- **THE TASK**: Copy each of the lines below word for word, with nothing changed.

- **RECORDS FOR THIS EXERCISE**:

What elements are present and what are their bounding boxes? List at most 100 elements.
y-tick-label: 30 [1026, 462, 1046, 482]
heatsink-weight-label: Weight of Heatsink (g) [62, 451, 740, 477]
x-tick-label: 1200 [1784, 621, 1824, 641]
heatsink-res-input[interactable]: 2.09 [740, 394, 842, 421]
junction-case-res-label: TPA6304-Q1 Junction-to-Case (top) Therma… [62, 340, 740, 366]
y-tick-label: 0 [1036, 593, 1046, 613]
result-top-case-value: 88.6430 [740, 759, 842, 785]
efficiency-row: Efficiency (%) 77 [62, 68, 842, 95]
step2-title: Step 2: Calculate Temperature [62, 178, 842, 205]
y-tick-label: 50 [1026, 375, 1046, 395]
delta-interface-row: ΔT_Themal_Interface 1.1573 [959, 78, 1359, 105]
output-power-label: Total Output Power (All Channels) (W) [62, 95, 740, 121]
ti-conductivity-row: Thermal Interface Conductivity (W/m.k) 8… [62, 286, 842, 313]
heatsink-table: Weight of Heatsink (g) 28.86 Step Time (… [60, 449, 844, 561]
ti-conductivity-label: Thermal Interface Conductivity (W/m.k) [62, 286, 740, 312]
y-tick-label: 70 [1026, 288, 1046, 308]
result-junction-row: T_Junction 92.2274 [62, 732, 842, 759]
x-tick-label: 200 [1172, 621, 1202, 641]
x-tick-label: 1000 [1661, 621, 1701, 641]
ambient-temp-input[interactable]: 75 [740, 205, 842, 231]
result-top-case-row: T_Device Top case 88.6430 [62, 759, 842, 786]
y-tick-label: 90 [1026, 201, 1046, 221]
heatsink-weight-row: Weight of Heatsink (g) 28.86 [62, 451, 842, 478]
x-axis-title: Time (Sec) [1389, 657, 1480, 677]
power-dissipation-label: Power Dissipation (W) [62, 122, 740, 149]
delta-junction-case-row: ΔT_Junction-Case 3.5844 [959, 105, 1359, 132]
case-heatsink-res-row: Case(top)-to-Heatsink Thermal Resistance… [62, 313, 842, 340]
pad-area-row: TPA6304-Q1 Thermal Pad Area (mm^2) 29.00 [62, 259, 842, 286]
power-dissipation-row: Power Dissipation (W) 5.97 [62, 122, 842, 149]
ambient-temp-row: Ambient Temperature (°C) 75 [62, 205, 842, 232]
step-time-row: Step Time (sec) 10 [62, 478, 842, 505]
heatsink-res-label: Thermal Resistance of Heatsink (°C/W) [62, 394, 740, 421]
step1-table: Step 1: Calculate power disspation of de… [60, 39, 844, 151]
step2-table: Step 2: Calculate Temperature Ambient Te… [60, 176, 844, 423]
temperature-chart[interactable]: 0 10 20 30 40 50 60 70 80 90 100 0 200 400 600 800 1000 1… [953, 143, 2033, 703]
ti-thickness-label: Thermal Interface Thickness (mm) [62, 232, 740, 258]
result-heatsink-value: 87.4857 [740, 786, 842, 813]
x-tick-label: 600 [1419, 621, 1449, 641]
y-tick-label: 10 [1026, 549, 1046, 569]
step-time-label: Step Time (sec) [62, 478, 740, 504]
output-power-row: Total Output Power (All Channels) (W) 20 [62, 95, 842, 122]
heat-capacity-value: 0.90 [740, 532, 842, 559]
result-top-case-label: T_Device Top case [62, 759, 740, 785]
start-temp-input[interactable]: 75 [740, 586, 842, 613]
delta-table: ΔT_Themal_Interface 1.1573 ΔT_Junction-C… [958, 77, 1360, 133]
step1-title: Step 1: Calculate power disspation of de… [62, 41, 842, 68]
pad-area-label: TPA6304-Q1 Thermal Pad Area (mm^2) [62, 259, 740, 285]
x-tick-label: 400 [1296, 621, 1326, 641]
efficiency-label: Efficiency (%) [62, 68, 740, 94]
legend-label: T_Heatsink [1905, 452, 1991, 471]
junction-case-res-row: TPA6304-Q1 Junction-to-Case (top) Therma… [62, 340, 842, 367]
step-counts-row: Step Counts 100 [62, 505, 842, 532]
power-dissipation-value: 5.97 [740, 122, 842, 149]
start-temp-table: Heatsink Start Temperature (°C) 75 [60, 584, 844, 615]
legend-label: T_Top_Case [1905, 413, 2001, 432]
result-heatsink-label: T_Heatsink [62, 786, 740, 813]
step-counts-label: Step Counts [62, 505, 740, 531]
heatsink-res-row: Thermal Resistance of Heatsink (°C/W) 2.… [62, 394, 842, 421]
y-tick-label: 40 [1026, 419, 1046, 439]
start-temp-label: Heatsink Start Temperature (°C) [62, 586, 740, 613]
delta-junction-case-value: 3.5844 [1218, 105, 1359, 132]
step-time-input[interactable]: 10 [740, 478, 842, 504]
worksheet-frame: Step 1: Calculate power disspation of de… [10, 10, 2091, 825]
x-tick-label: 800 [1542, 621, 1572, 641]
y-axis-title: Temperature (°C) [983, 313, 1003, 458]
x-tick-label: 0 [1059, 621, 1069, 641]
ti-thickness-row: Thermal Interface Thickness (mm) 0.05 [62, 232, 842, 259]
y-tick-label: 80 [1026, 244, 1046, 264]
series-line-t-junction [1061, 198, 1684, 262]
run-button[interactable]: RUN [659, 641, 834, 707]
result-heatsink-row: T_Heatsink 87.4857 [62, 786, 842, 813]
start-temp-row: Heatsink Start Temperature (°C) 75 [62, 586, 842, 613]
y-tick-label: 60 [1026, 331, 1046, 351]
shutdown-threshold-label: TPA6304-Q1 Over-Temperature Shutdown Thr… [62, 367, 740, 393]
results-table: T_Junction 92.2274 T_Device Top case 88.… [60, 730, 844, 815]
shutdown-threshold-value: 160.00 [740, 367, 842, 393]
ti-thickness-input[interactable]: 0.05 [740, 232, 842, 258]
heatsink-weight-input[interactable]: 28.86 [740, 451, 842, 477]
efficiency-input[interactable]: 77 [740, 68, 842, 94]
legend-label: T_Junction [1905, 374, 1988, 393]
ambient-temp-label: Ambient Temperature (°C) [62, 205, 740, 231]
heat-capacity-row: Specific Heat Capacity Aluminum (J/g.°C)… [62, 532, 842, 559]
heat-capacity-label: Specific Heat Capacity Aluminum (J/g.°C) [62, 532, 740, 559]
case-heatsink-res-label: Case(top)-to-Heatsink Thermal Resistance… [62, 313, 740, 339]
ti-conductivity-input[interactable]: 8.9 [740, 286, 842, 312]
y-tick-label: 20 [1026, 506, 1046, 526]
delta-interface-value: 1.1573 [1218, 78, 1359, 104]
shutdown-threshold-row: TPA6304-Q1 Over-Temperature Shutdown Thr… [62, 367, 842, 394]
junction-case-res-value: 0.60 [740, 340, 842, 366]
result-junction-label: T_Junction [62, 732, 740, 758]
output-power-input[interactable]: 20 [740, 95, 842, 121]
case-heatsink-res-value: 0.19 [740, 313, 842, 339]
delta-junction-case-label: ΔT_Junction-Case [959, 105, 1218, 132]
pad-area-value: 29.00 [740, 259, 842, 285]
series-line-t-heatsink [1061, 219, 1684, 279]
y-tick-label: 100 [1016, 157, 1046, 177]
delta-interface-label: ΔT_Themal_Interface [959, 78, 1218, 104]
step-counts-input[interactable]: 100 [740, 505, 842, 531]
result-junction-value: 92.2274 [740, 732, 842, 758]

- **SOLUTION BELOW**:
What elements are present and what are their bounding boxes? List at most 100 elements.
y-tick-label: 30 [1026, 462, 1046, 482]
heatsink-weight-label: Weight of Heatsink (g) [62, 451, 740, 477]
x-tick-label: 1200 [1784, 621, 1824, 641]
heatsink-res-input[interactable]: 2.09 [740, 394, 842, 421]
junction-case-res-label: TPA6304-Q1 Junction-to-Case (top) Therma… [62, 340, 740, 366]
y-tick-label: 0 [1036, 593, 1046, 613]
result-top-case-value: 88.6430 [740, 759, 842, 785]
efficiency-row: Efficiency (%) 77 [62, 68, 842, 95]
step2-title: Step 2: Calculate Temperature [62, 178, 842, 205]
y-tick-label: 50 [1026, 375, 1046, 395]
delta-interface-row: ΔT_Themal_Interface 1.1573 [959, 78, 1359, 105]
output-power-label: Total Output Power (All Channels) (W) [62, 95, 740, 121]
ti-conductivity-row: Thermal Interface Conductivity (W/m.k) 8… [62, 286, 842, 313]
heatsink-table: Weight of Heatsink (g) 28.86 Step Time (… [60, 449, 844, 561]
ti-conductivity-label: Thermal Interface Conductivity (W/m.k) [62, 286, 740, 312]
y-tick-label: 70 [1026, 288, 1046, 308]
result-junction-row: T_Junction 92.2274 [62, 732, 842, 759]
x-tick-label: 200 [1172, 621, 1202, 641]
x-tick-label: 1000 [1661, 621, 1701, 641]
ambient-temp-input[interactable]: 75 [740, 205, 842, 231]
result-top-case-row: T_Device Top case 88.6430 [62, 759, 842, 786]
y-tick-label: 90 [1026, 201, 1046, 221]
heatsink-weight-row: Weight of Heatsink (g) 28.86 [62, 451, 842, 478]
x-axis-title: Time (Sec) [1389, 657, 1480, 677]
power-dissipation-label: Power Dissipation (W) [62, 122, 740, 149]
delta-junction-case-row: ΔT_Junction-Case 3.5844 [959, 105, 1359, 132]
case-heatsink-res-row: Case(top)-to-Heatsink Thermal Resistance… [62, 313, 842, 340]
pad-area-row: TPA6304-Q1 Thermal Pad Area (mm^2) 29.00 [62, 259, 842, 286]
power-dissipation-row: Power Dissipation (W) 5.97 [62, 122, 842, 149]
ambient-temp-row: Ambient Temperature (°C) 75 [62, 205, 842, 232]
step-time-row: Step Time (sec) 10 [62, 478, 842, 505]
heatsink-res-label: Thermal Resistance of Heatsink (°C/W) [62, 394, 740, 421]
step1-table: Step 1: Calculate power disspation of de… [60, 39, 844, 151]
step2-table: Step 2: Calculate Temperature Ambient Te… [60, 176, 844, 423]
temperature-chart[interactable]: 0 10 20 30 40 50 60 70 80 90 100 0 200 400 600 800 1000 1… [953, 143, 2033, 703]
ti-thickness-label: Thermal Interface Thickness (mm) [62, 232, 740, 258]
result-heatsink-value: 87.4857 [740, 786, 842, 813]
x-tick-label: 600 [1419, 621, 1449, 641]
y-tick-label: 10 [1026, 549, 1046, 569]
step-time-label: Step Time (sec) [62, 478, 740, 504]
output-power-row: Total Output Power (All Channels) (W) 20 [62, 95, 842, 122]
heat-capacity-value: 0.90 [740, 532, 842, 559]
result-top-case-label: T_Device Top case [62, 759, 740, 785]
start-temp-input[interactable]: 75 [740, 586, 842, 613]
delta-table: ΔT_Themal_Interface 1.1573 ΔT_Junction-C… [958, 77, 1360, 133]
step1-title: Step 1: Calculate power disspation of de… [62, 41, 842, 68]
pad-area-label: TPA6304-Q1 Thermal Pad Area (mm^2) [62, 259, 740, 285]
x-tick-label: 400 [1296, 621, 1326, 641]
efficiency-label: Efficiency (%) [62, 68, 740, 94]
legend-label: T_Heatsink [1905, 452, 1991, 471]
junction-case-res-row: TPA6304-Q1 Junction-to-Case (top) Therma… [62, 340, 842, 367]
step-counts-row: Step Counts 100 [62, 505, 842, 532]
power-dissipation-value: 5.97 [740, 122, 842, 149]
start-temp-table: Heatsink Start Temperature (°C) 75 [60, 584, 844, 615]
legend-label: T_Top_Case [1905, 413, 2001, 432]
result-heatsink-label: T_Heatsink [62, 786, 740, 813]
step-counts-label: Step Counts [62, 505, 740, 531]
heatsink-res-row: Thermal Resistance of Heatsink (°C/W) 2.… [62, 394, 842, 421]
y-tick-label: 40 [1026, 419, 1046, 439]
start-temp-label: Heatsink Start Temperature (°C) [62, 586, 740, 613]
delta-junction-case-value: 3.5844 [1218, 105, 1359, 132]
step-time-input[interactable]: 10 [740, 478, 842, 504]
worksheet-frame: Step 1: Calculate power disspation of de… [10, 10, 2091, 825]
x-tick-label: 800 [1542, 621, 1572, 641]
y-axis-title: Temperature (°C) [983, 313, 1003, 458]
x-tick-label: 0 [1059, 621, 1069, 641]
ti-thickness-row: Thermal Interface Thickness (mm) 0.05 [62, 232, 842, 259]
y-tick-label: 80 [1026, 244, 1046, 264]
series-line-t-junction [1061, 198, 1684, 262]
run-button[interactable]: RUN [659, 641, 834, 707]
result-heatsink-row: T_Heatsink 87.4857 [62, 786, 842, 813]
start-temp-row: Heatsink Start Temperature (°C) 75 [62, 586, 842, 613]
y-tick-label: 60 [1026, 331, 1046, 351]
shutdown-threshold-label: TPA6304-Q1 Over-Temperature Shutdown Thr… [62, 367, 740, 393]
results-table: T_Junction 92.2274 T_Device Top case 88.… [60, 730, 844, 815]
shutdown-threshold-value: 160.00 [740, 367, 842, 393]
ti-thickness-input[interactable]: 0.05 [740, 232, 842, 258]
heatsink-weight-input[interactable]: 28.86 [740, 451, 842, 477]
efficiency-input[interactable]: 77 [740, 68, 842, 94]
legend-label: T_Junction [1905, 374, 1988, 393]
ambient-temp-label: Ambient Temperature (°C) [62, 205, 740, 231]
heat-capacity-row: Specific Heat Capacity Aluminum (J/g.°C)… [62, 532, 842, 559]
heat-capacity-label: Specific Heat Capacity Aluminum (J/g.°C) [62, 532, 740, 559]
case-heatsink-res-label: Case(top)-to-Heatsink Thermal Resistance… [62, 313, 740, 339]
ti-conductivity-input[interactable]: 8.9 [740, 286, 842, 312]
y-tick-label: 20 [1026, 506, 1046, 526]
delta-interface-value: 1.1573 [1218, 78, 1359, 104]
shutdown-threshold-row: TPA6304-Q1 Over-Temperature Shutdown Thr… [62, 367, 842, 394]
junction-case-res-value: 0.60 [740, 340, 842, 366]
result-junction-label: T_Junction [62, 732, 740, 758]
output-power-input[interactable]: 20 [740, 95, 842, 121]
case-heatsink-res-value: 0.19 [740, 313, 842, 339]
delta-junction-case-label: ΔT_Junction-Case [959, 105, 1218, 132]
pad-area-value: 29.00 [740, 259, 842, 285]
series-line-t-heatsink [1061, 219, 1684, 279]
y-tick-label: 100 [1016, 157, 1046, 177]
delta-interface-label: ΔT_Themal_Interface [959, 78, 1218, 104]
step-counts-input[interactable]: 100 [740, 505, 842, 531]
result-junction-value: 92.2274 [740, 732, 842, 758]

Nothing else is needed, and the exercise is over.